SELECTED EXCERPT:
Research Colloquium | Richard Butterwick-Pawlikowski (London) Poland-Lithuania in the Age of the Atlantic Revolution
ScienceCampus visiting fellow Richard Butterwick-Pawlikowski will present his research on Poland-Lithuania in the Age of the Atlantic Revolution on 7 July at 14:15 in Room 017 at IOS/Graduate School (Altes Finanzamt) as part of the research colloquium.
Abstract
From the 1760s to the 1790s, the upheavals of the Polish-Lithuanian Commonwealth were connected to revolutionary changes in ideas and power on both sides of the Atlantic. The Enlightenment revealed much in the Polish-Lithuanian world in need of renewal, but it also lit up potential for growth. Ideas generated abroad interacted fruitfully with home-grown intellectual traditions. The dilemma posed by the ancient Roman historian Sallust – ‘perilous liberty’ or ‘tranquil servitude’? – briefly seemed capable of resolution as ‘orderly freedom’, after the Four Years’ Sejm (parliament) of 1788-1792 had acclaimed the Constitution of May 3, 1791. However, the country’s neighbours – Russia, Prussia and Austria – destroyed this felicitous future by the second and third partitions in 1793 and 1795. The paper is framed by the figure of Tadeusz Kościuszko (1746-1817), hero of the War of American Independence and leader of the 1794 insurrection in Poland-Lithuania against Russian dominance, ‘the purest son of liberty’ (according to Thomas Jefferson), who personified the ‘Atlantic Revolution’ on both sides of the ocean.

SOURCE DATA:
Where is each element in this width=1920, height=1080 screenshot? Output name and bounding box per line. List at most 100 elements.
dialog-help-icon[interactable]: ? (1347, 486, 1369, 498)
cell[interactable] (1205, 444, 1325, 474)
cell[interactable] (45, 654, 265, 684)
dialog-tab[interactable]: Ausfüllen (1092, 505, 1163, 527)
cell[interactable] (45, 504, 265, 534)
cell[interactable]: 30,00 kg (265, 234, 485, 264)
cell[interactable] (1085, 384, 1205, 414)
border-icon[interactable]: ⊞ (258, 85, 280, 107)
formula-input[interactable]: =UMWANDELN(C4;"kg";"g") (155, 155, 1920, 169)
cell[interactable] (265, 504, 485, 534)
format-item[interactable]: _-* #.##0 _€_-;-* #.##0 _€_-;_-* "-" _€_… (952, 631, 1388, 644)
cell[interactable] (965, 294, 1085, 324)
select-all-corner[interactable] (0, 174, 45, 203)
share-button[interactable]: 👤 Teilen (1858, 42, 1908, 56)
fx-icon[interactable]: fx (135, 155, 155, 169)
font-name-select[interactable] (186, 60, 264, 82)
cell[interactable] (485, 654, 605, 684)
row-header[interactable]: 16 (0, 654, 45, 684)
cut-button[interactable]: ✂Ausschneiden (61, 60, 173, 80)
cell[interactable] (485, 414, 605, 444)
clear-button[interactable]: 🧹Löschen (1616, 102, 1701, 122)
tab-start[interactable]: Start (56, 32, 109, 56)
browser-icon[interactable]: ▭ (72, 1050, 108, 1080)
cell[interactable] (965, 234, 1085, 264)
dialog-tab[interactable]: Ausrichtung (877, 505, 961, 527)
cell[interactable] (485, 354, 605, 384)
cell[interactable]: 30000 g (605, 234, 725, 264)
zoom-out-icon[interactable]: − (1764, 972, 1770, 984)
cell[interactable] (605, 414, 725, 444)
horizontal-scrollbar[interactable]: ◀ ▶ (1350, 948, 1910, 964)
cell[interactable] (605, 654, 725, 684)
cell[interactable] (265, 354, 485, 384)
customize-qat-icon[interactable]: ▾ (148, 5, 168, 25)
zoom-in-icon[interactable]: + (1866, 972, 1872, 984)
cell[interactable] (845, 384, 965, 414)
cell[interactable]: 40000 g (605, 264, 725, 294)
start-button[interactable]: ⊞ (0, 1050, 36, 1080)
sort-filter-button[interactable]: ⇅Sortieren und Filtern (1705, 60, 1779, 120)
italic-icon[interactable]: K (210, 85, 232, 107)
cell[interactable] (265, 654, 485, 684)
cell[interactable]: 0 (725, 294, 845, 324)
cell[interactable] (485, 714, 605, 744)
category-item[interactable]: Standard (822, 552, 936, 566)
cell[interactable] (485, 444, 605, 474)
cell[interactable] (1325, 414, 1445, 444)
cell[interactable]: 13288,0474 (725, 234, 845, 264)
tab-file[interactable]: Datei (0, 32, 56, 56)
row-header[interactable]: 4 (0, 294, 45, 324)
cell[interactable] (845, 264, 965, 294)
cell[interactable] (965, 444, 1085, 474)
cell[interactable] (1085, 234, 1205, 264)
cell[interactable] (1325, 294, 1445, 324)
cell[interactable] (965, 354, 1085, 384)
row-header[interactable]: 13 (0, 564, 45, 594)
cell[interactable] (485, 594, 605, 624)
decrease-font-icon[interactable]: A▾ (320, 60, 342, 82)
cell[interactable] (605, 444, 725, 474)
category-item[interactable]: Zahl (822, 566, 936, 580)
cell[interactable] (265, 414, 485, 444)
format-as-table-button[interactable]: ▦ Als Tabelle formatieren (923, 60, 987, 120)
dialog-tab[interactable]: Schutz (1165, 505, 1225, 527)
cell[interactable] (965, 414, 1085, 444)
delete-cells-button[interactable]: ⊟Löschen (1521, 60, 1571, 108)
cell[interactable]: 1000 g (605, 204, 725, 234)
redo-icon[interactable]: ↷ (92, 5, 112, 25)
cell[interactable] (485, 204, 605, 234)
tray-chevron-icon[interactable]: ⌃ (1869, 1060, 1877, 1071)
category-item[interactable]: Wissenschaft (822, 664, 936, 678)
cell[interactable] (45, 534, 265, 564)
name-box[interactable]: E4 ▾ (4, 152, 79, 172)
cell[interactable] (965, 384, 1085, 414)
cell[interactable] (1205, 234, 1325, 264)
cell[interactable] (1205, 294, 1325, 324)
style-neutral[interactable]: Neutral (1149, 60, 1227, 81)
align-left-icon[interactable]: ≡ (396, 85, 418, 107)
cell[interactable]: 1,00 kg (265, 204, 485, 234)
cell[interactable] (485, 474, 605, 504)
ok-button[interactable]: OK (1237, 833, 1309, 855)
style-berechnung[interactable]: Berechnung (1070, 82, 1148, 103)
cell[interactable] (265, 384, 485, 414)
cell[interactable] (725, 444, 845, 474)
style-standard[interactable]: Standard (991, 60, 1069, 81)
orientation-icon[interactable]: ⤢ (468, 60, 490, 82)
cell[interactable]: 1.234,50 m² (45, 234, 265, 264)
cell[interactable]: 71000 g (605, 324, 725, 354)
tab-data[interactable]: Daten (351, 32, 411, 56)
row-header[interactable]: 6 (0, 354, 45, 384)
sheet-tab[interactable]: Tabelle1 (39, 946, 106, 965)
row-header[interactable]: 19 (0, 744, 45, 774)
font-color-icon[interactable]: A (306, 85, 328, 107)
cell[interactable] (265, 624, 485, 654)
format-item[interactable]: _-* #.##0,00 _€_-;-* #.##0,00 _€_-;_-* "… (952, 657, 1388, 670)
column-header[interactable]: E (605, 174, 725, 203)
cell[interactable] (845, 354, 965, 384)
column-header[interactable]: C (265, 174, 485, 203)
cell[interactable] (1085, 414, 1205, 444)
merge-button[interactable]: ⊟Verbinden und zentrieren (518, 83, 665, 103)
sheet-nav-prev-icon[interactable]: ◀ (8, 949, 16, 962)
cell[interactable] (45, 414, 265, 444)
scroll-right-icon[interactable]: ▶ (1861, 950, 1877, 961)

TASK REQUIREMENTS:
1. In the colloquium announcement, reproduce the passage that begins at the words "Research Colloquium |" and stops after the words "the research colloquium.".
2. Render this sentence from the colloquium announcement in German: "The Enlightenment revealed much in the Polish-Lithuanian world in need of renewal, but it also lit up potential for growth."

WRITTEN ANSWERS:
1.
Research Colloquium | Richard Butterwick-Pawlikowski (London) Poland-Lithuania in the Age of the Atlantic Revolution
ScienceCampus visiting fellow Richard Butterwick-Pawlikowski will present his research on Poland-Lithuania in the Age of the Atlantic Revolution on 7 July at 14:15 in Room 017 at IOS/Graduate School (Altes Finanzamt) as part of the research colloquium.

2. Die Aufklärung machte vieles in der polnisch-litauischen Welt sichtbar, das der Erneuerung bedurfte, doch sie brachte auch Wachstumspotenzial ans Licht.